■ **SOURCE RECORDS**:

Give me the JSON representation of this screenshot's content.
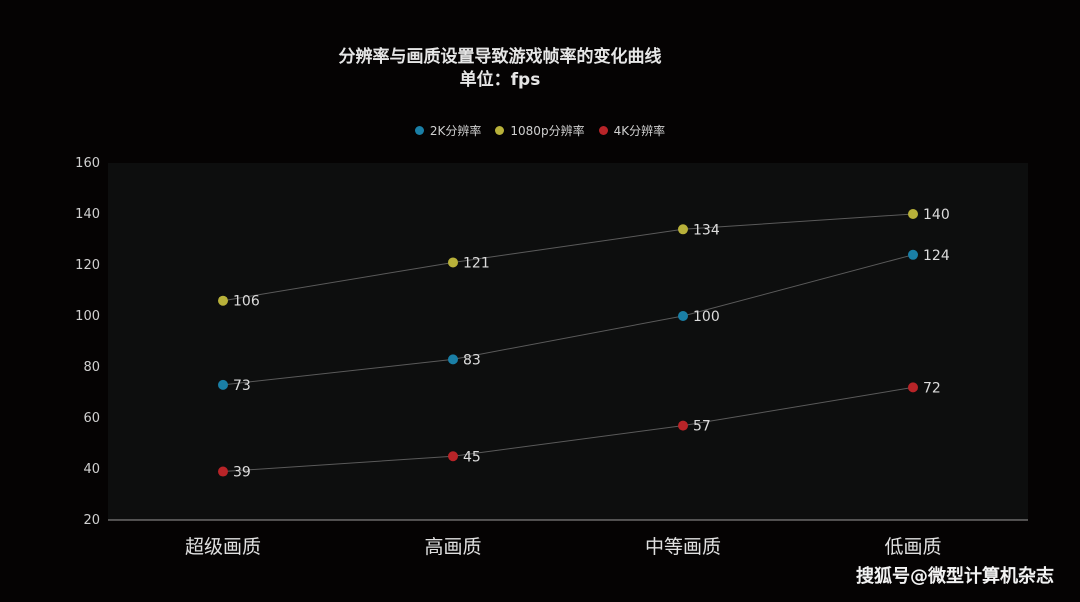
{
  "chart_data": {
    "type": "line",
    "title": "分辨率与画质设置导致游戏帧率的变化曲线",
    "subtitle": "单位：fps",
    "categories": [
      "超级画质",
      "高画质",
      "中等画质",
      "低画质"
    ],
    "ylim": [
      20,
      160
    ],
    "yticks": [
      20,
      40,
      60,
      80,
      100,
      120,
      140,
      160
    ],
    "legend_position": "top",
    "grid": false,
    "series": [
      {
        "name": "2K分辨率",
        "color": "#1a7fa6",
        "values": [
          73,
          83,
          100,
          124
        ]
      },
      {
        "name": "1080p分辨率",
        "color": "#b8b13a",
        "values": [
          106,
          121,
          134,
          140
        ]
      },
      {
        "name": "4K分辨率",
        "color": "#b82428",
        "values": [
          39,
          45,
          57,
          72
        ]
      }
    ]
  },
  "watermark": "搜狐号@微型计算机杂志"
}
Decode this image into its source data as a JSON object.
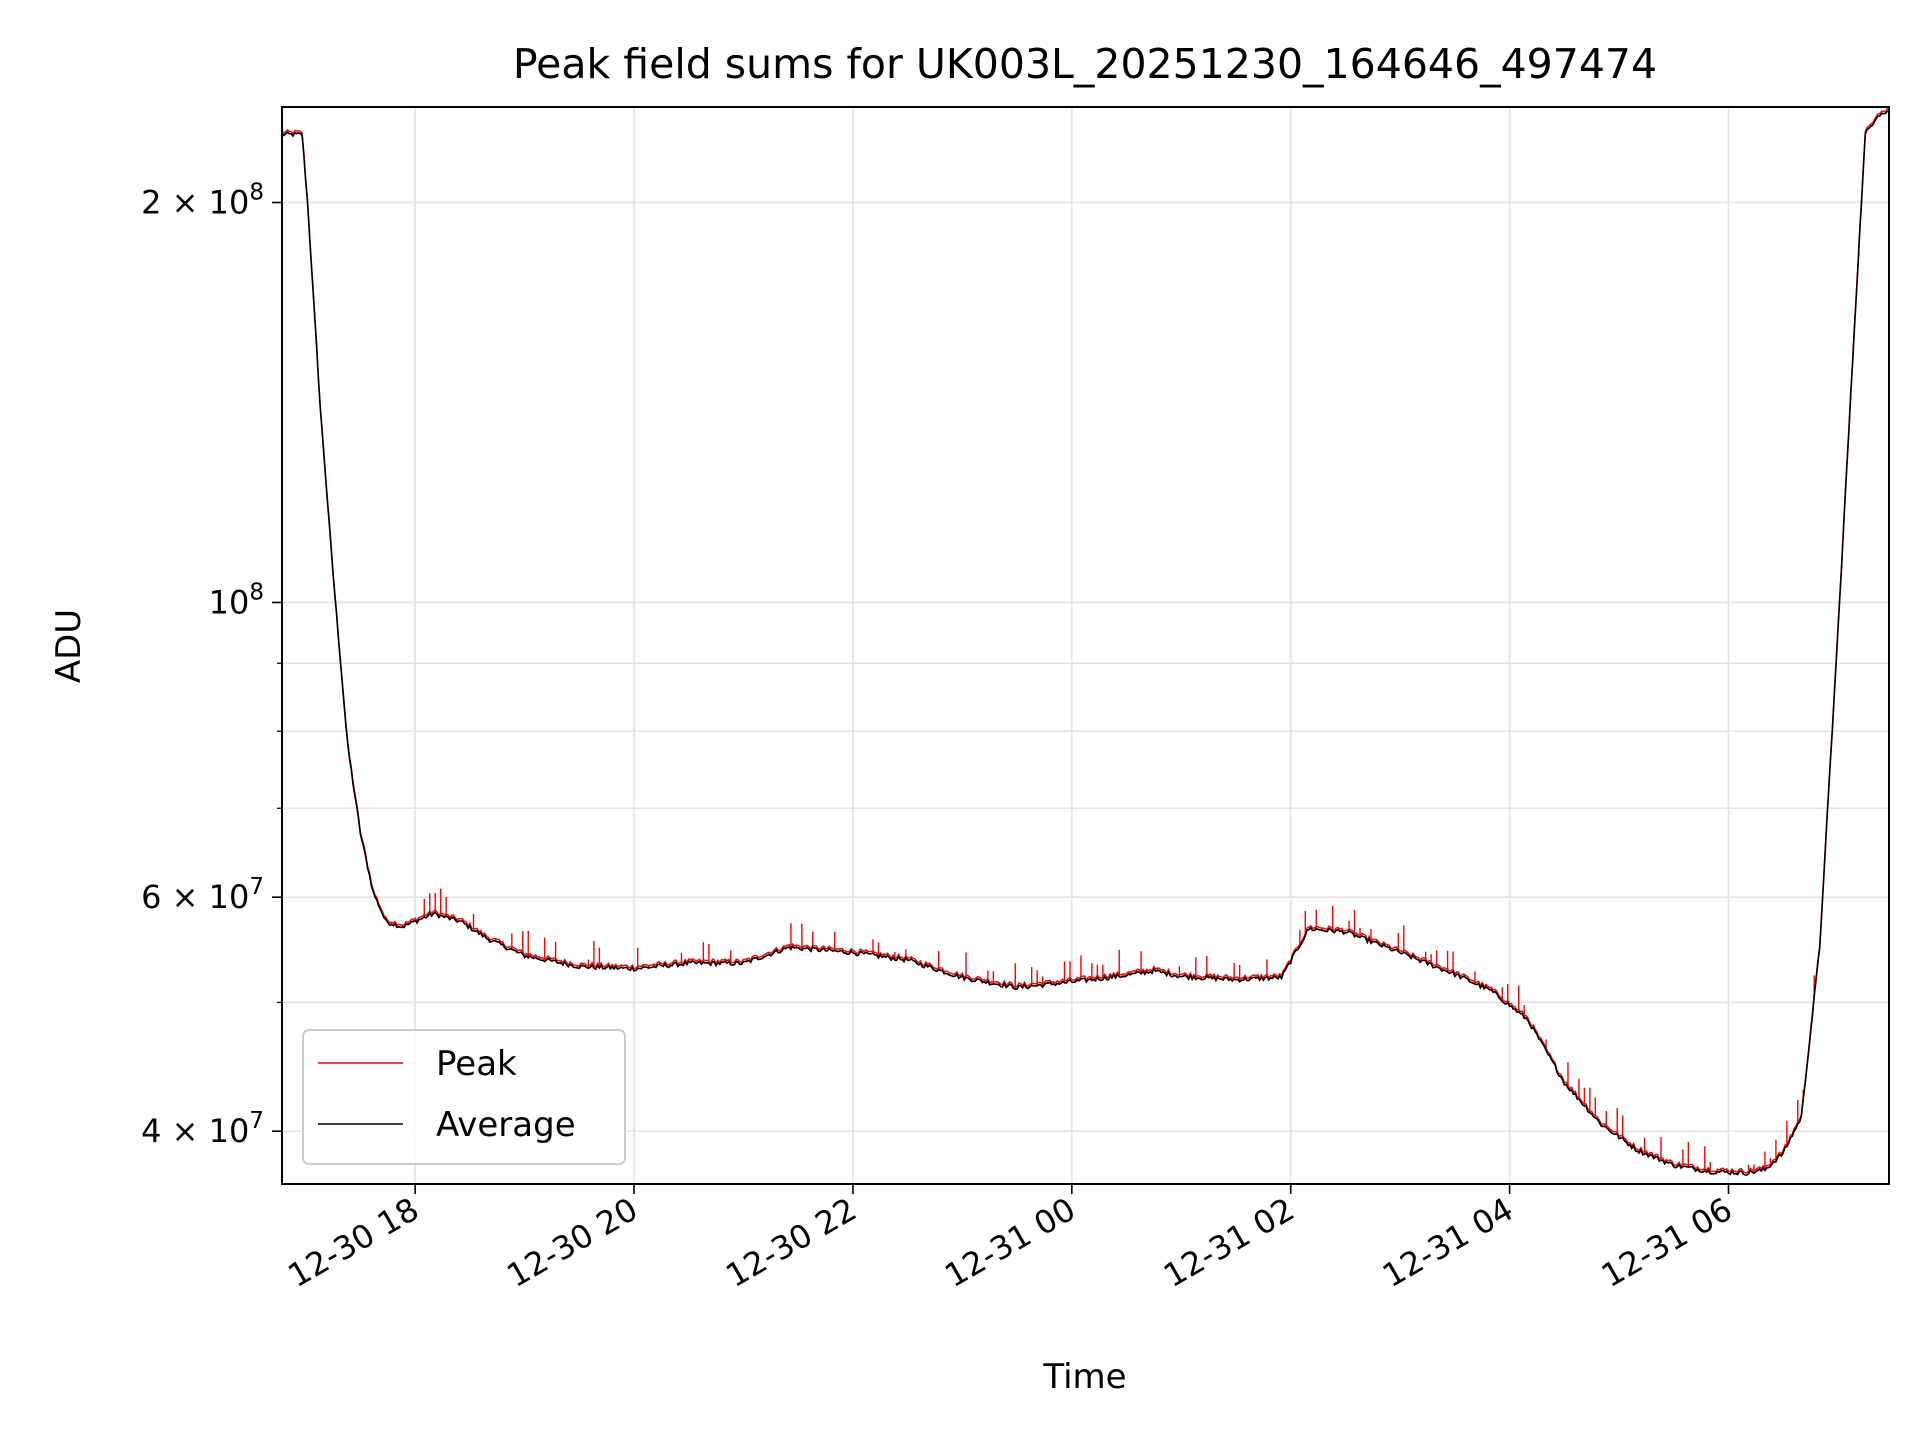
{
  "chart_data": {
    "type": "line",
    "title": "Peak field sums for UK003L_20251230_164646_497474",
    "xlabel": "Time",
    "ylabel": "ADU",
    "y_scale": "log",
    "ylim": [
      36500000,
      236000000
    ],
    "xlim": [
      "2025-12-30 16:47",
      "2025-12-31 07:28"
    ],
    "grid": true,
    "legend_position": "lower-left",
    "x_ticks": [
      {
        "t": "2025-12-30 18:00",
        "label": "12-30 18"
      },
      {
        "t": "2025-12-30 20:00",
        "label": "12-30 20"
      },
      {
        "t": "2025-12-30 22:00",
        "label": "12-30 22"
      },
      {
        "t": "2025-12-31 00:00",
        "label": "12-31 00"
      },
      {
        "t": "2025-12-31 02:00",
        "label": "12-31 02"
      },
      {
        "t": "2025-12-31 04:00",
        "label": "12-31 04"
      },
      {
        "t": "2025-12-31 06:00",
        "label": "12-31 06"
      }
    ],
    "y_ticks": [
      {
        "value": 200000000,
        "mant": "2",
        "exp": "8"
      },
      {
        "value": 100000000,
        "mant": "",
        "exp": "8"
      },
      {
        "value": 60000000,
        "mant": "6",
        "exp": "7"
      },
      {
        "value": 40000000,
        "mant": "4",
        "exp": "7"
      }
    ],
    "y_minor_ticks": [
      50000000,
      70000000,
      80000000,
      90000000,
      300000000
    ],
    "series": [
      {
        "name": "Average",
        "color": "#000000",
        "x": [
          "2025-12-30 16:47",
          "2025-12-30 16:58",
          "2025-12-30 17:01",
          "2025-12-30 17:08",
          "2025-12-30 17:15",
          "2025-12-30 17:23",
          "2025-12-30 17:30",
          "2025-12-30 17:37",
          "2025-12-30 17:44",
          "2025-12-30 17:53",
          "2025-12-30 18:10",
          "2025-12-30 18:25",
          "2025-12-30 18:40",
          "2025-12-30 19:00",
          "2025-12-30 19:30",
          "2025-12-30 20:00",
          "2025-12-30 20:30",
          "2025-12-30 21:00",
          "2025-12-30 21:25",
          "2025-12-30 22:00",
          "2025-12-30 22:30",
          "2025-12-30 23:00",
          "2025-12-30 23:30",
          "2025-12-31 00:00",
          "2025-12-31 00:30",
          "2025-12-31 00:45",
          "2025-12-31 01:00",
          "2025-12-31 01:30",
          "2025-12-31 01:55",
          "2025-12-31 02:10",
          "2025-12-31 02:30",
          "2025-12-31 03:00",
          "2025-12-31 03:30",
          "2025-12-31 03:50",
          "2025-12-31 04:10",
          "2025-12-31 04:30",
          "2025-12-31 04:50",
          "2025-12-31 05:10",
          "2025-12-31 05:30",
          "2025-12-31 05:50",
          "2025-12-31 06:10",
          "2025-12-31 06:20",
          "2025-12-31 06:30",
          "2025-12-31 06:40",
          "2025-12-31 06:50",
          "2025-12-31 07:00",
          "2025-12-31 07:10",
          "2025-12-31 07:15",
          "2025-12-31 07:22",
          "2025-12-31 07:28"
        ],
        "values": [
          225000000,
          225000000,
          200000000,
          140000000,
          105000000,
          78000000,
          67000000,
          60500000,
          57500000,
          57000000,
          58300000,
          57500000,
          55800000,
          54200000,
          53200000,
          53000000,
          53500000,
          53500000,
          55000000,
          54500000,
          53800000,
          52200000,
          51300000,
          51800000,
          52400000,
          52800000,
          52300000,
          52000000,
          52200000,
          56800000,
          56500000,
          54500000,
          52500000,
          51000000,
          48500000,
          43500000,
          40500000,
          38700000,
          37700000,
          37300000,
          37200000,
          37400000,
          38500000,
          41000000,
          55000000,
          95000000,
          170000000,
          225000000,
          233000000,
          234000000
        ]
      },
      {
        "name": "Peak",
        "color": "#ff0000",
        "spike_pct": 0.035
      }
    ]
  }
}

■ **DIRECTION**: Print every entry exactly as written, without the pictures.

■ **PROBLEM SOLUTION**:
Give me the JSON representation of this screenshot's content.
{
  "chart_data": {
    "type": "line",
    "title": "分辨率与画质设置导致游戏帧率的变化曲线",
    "subtitle": "单位：fps",
    "categories": [
      "超级画质",
      "高画质",
      "中等画质",
      "低画质"
    ],
    "ylim": [
      20,
      160
    ],
    "yticks": [
      20,
      40,
      60,
      80,
      100,
      120,
      140,
      160
    ],
    "legend_position": "top",
    "grid": false,
    "series": [
      {
        "name": "2K分辨率",
        "color": "#1a7fa6",
        "values": [
          73,
          83,
          100,
          124
        ]
      },
      {
        "name": "1080p分辨率",
        "color": "#b8b13a",
        "values": [
          106,
          121,
          134,
          140
        ]
      },
      {
        "name": "4K分辨率",
        "color": "#b82428",
        "values": [
          39,
          45,
          57,
          72
        ]
      }
    ]
  },
  "watermark": "搜狐号@微型计算机杂志"
}
Decode this image into its source data as a JSON object.
{
  "chart_data": {
    "type": "line",
    "title": "Peak field sums for UK003L_20251230_164646_497474",
    "xlabel": "Time",
    "ylabel": "ADU",
    "y_scale": "log",
    "ylim": [
      36500000,
      236000000
    ],
    "xlim": [
      "2025-12-30 16:47",
      "2025-12-31 07:28"
    ],
    "grid": true,
    "legend_position": "lower-left",
    "x_ticks": [
      {
        "t": "2025-12-30 18:00",
        "label": "12-30 18"
      },
      {
        "t": "2025-12-30 20:00",
        "label": "12-30 20"
      },
      {
        "t": "2025-12-30 22:00",
        "label": "12-30 22"
      },
      {
        "t": "2025-12-31 00:00",
        "label": "12-31 00"
      },
      {
        "t": "2025-12-31 02:00",
        "label": "12-31 02"
      },
      {
        "t": "2025-12-31 04:00",
        "label": "12-31 04"
      },
      {
        "t": "2025-12-31 06:00",
        "label": "12-31 06"
      }
    ],
    "y_ticks": [
      {
        "value": 200000000,
        "mant": "2",
        "exp": "8"
      },
      {
        "value": 100000000,
        "mant": "",
        "exp": "8"
      },
      {
        "value": 60000000,
        "mant": "6",
        "exp": "7"
      },
      {
        "value": 40000000,
        "mant": "4",
        "exp": "7"
      }
    ],
    "y_minor_ticks": [
      50000000,
      70000000,
      80000000,
      90000000,
      300000000
    ],
    "series": [
      {
        "name": "Average",
        "color": "#000000",
        "x": [
          "2025-12-30 16:47",
          "2025-12-30 16:58",
          "2025-12-30 17:01",
          "2025-12-30 17:08",
          "2025-12-30 17:15",
          "2025-12-30 17:23",
          "2025-12-30 17:30",
          "2025-12-30 17:37",
          "2025-12-30 17:44",
          "2025-12-30 17:53",
          "2025-12-30 18:10",
          "2025-12-30 18:25",
          "2025-12-30 18:40",
          "2025-12-30 19:00",
          "2025-12-30 19:30",
          "2025-12-30 20:00",
          "2025-12-30 20:30",
          "2025-12-30 21:00",
          "2025-12-30 21:25",
          "2025-12-30 22:00",
          "2025-12-30 22:30",
          "2025-12-30 23:00",
          "2025-12-30 23:30",
          "2025-12-31 00:00",
          "2025-12-31 00:30",
          "2025-12-31 00:45",
          "2025-12-31 01:00",
          "2025-12-31 01:30",
          "2025-12-31 01:55",
          "2025-12-31 02:10",
          "2025-12-31 02:30",
          "2025-12-31 03:00",
          "2025-12-31 03:30",
          "2025-12-31 03:50",
          "2025-12-31 04:10",
          "2025-12-31 04:30",
          "2025-12-31 04:50",
          "2025-12-31 05:10",
          "2025-12-31 05:30",
          "2025-12-31 05:50",
          "2025-12-31 06:10",
          "2025-12-31 06:20",
          "2025-12-31 06:30",
          "2025-12-31 06:40",
          "2025-12-31 06:50",
          "2025-12-31 07:00",
          "2025-12-31 07:10",
          "2025-12-31 07:15",
          "2025-12-31 07:22",
          "2025-12-31 07:28"
        ],
        "values": [
          225000000,
          225000000,
          200000000,
          140000000,
          105000000,
          78000000,
          67000000,
          60500000,
          57500000,
          57000000,
          58300000,
          57500000,
          55800000,
          54200000,
          53200000,
          53000000,
          53500000,
          53500000,
          55000000,
          54500000,
          53800000,
          52200000,
          51300000,
          51800000,
          52400000,
          52800000,
          52300000,
          52000000,
          52200000,
          56800000,
          56500000,
          54500000,
          52500000,
          51000000,
          48500000,
          43500000,
          40500000,
          38700000,
          37700000,
          37300000,
          37200000,
          37400000,
          38500000,
          41000000,
          55000000,
          95000000,
          170000000,
          225000000,
          233000000,
          234000000
        ]
      },
      {
        "name": "Peak",
        "color": "#ff0000",
        "spike_pct": 0.035
      }
    ]
  }
}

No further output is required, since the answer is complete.